## [What you have to do]
Look through the data below and work out how many lines contain the string "Global". Give the number alone.

═══

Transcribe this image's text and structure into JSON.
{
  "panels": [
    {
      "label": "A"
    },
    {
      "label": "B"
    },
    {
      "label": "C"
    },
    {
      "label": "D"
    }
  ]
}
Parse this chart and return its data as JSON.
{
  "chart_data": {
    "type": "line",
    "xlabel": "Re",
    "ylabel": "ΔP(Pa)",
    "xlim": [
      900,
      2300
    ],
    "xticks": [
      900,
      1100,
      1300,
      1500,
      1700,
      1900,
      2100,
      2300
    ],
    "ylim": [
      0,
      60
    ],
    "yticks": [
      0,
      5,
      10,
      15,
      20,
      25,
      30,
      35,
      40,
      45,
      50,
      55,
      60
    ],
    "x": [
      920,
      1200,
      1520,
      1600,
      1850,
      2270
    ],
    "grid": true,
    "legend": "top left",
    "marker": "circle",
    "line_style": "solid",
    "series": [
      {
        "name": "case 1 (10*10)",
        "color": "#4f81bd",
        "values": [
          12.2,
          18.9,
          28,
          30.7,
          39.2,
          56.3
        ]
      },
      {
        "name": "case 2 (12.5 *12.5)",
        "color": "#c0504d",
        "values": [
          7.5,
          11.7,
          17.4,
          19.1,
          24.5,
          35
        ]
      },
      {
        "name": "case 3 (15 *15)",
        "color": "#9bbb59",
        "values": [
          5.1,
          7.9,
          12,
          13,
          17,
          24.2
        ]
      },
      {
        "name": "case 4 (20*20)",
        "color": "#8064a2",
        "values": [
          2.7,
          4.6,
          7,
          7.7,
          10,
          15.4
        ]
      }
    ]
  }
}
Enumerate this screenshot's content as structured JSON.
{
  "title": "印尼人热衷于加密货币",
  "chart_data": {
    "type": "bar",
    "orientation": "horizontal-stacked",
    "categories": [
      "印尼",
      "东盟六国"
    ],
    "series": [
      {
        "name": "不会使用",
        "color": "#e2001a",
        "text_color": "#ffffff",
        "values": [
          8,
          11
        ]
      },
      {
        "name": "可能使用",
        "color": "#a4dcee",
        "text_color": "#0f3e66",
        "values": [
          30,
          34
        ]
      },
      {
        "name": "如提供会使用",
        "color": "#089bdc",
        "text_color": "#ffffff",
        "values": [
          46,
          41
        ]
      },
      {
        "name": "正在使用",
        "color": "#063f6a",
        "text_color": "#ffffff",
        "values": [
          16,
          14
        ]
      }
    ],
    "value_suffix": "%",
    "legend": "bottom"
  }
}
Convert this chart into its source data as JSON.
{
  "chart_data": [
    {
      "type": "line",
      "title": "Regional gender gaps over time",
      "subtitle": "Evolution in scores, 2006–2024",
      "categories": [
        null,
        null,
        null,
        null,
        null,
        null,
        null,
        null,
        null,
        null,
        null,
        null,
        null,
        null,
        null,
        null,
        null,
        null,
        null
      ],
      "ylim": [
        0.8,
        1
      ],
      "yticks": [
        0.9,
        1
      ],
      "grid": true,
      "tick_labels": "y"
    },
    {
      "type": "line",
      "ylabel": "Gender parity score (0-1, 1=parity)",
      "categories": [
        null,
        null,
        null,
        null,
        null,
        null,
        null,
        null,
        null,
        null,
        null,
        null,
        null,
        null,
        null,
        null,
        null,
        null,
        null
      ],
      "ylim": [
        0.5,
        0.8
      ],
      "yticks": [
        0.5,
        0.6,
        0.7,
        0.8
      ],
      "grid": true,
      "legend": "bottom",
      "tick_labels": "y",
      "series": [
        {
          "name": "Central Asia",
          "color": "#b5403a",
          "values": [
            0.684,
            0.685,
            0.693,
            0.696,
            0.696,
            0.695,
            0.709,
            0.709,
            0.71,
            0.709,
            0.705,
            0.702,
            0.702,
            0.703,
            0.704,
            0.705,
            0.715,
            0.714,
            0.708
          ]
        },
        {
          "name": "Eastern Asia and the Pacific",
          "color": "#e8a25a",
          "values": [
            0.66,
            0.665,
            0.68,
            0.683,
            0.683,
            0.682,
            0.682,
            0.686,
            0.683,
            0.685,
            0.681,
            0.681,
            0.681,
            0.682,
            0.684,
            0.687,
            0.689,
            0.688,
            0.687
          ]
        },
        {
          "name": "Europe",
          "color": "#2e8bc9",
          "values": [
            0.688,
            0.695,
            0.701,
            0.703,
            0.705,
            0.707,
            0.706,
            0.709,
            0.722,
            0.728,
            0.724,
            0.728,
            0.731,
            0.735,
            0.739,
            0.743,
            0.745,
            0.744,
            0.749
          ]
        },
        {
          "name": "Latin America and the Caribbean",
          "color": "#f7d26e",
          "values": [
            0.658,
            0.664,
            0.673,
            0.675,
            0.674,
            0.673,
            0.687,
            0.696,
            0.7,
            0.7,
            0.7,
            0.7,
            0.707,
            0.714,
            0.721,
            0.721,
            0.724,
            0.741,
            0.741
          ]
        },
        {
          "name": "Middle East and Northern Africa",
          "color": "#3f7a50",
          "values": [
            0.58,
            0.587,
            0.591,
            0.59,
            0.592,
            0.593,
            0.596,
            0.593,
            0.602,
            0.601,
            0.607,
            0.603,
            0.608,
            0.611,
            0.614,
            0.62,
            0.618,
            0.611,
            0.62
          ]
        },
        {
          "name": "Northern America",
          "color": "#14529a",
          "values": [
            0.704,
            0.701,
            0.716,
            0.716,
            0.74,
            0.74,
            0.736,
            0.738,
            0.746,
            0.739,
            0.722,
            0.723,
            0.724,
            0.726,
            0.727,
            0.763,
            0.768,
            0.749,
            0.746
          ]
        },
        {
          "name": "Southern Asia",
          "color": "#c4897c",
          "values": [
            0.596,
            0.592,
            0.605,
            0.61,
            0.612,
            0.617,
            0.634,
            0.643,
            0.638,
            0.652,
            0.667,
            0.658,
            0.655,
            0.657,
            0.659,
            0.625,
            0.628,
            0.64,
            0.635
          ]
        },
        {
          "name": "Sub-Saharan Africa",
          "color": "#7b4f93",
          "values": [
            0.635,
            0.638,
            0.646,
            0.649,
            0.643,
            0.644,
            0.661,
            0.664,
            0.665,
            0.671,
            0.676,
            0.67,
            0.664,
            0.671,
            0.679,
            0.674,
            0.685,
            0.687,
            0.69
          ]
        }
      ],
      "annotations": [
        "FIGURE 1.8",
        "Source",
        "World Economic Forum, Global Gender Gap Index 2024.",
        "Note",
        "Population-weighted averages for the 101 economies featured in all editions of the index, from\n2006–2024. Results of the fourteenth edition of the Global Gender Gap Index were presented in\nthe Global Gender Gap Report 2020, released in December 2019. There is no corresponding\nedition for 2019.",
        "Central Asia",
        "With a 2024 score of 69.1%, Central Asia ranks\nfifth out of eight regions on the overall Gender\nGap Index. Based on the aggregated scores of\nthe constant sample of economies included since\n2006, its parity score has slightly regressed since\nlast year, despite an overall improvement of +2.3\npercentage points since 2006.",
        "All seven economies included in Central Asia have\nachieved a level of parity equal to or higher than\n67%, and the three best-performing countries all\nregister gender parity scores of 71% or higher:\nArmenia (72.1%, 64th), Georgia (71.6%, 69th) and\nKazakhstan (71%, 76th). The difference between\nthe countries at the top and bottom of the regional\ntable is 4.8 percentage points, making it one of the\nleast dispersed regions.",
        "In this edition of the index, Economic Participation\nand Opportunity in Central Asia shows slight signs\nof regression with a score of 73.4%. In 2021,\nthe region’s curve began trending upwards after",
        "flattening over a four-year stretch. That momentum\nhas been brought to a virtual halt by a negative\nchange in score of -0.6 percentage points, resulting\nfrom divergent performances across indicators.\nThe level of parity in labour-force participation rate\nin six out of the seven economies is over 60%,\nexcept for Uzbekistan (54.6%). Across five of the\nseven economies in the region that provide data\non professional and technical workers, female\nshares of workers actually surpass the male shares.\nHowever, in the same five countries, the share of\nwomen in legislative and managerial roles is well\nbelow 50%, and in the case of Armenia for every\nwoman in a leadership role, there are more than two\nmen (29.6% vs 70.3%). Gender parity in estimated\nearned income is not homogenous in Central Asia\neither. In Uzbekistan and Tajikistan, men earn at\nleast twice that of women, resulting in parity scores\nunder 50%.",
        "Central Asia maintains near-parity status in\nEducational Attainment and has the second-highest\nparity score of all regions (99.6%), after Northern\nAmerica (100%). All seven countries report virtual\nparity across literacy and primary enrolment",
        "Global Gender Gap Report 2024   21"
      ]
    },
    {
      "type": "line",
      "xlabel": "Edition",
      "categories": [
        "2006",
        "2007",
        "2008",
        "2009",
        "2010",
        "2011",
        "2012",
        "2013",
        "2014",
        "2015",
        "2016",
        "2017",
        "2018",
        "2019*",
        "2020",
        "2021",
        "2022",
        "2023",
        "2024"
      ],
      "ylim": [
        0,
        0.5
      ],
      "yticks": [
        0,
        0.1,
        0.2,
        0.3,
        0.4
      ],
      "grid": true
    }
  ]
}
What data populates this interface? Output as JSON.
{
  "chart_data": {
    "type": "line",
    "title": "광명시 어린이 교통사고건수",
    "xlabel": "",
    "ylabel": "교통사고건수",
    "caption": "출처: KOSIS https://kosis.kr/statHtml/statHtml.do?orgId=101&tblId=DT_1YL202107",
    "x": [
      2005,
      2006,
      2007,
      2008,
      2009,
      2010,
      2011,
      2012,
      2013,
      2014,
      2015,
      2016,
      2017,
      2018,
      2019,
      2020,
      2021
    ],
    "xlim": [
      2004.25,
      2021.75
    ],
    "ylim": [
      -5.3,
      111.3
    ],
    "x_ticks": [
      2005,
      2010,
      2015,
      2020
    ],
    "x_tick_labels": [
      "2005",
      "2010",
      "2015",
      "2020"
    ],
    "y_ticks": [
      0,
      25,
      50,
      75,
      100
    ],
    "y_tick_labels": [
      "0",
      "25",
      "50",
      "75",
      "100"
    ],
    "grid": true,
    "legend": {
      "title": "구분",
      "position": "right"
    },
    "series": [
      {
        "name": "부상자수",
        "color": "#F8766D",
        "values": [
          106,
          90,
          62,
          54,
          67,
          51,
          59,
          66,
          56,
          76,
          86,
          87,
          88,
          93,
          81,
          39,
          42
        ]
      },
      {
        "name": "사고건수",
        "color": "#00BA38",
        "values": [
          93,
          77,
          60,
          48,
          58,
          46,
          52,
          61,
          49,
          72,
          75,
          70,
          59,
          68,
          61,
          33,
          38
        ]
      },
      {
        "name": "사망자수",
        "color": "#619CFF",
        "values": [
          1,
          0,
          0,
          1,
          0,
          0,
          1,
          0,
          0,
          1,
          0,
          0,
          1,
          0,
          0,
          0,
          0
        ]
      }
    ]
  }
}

═══

## [Result of the task]
3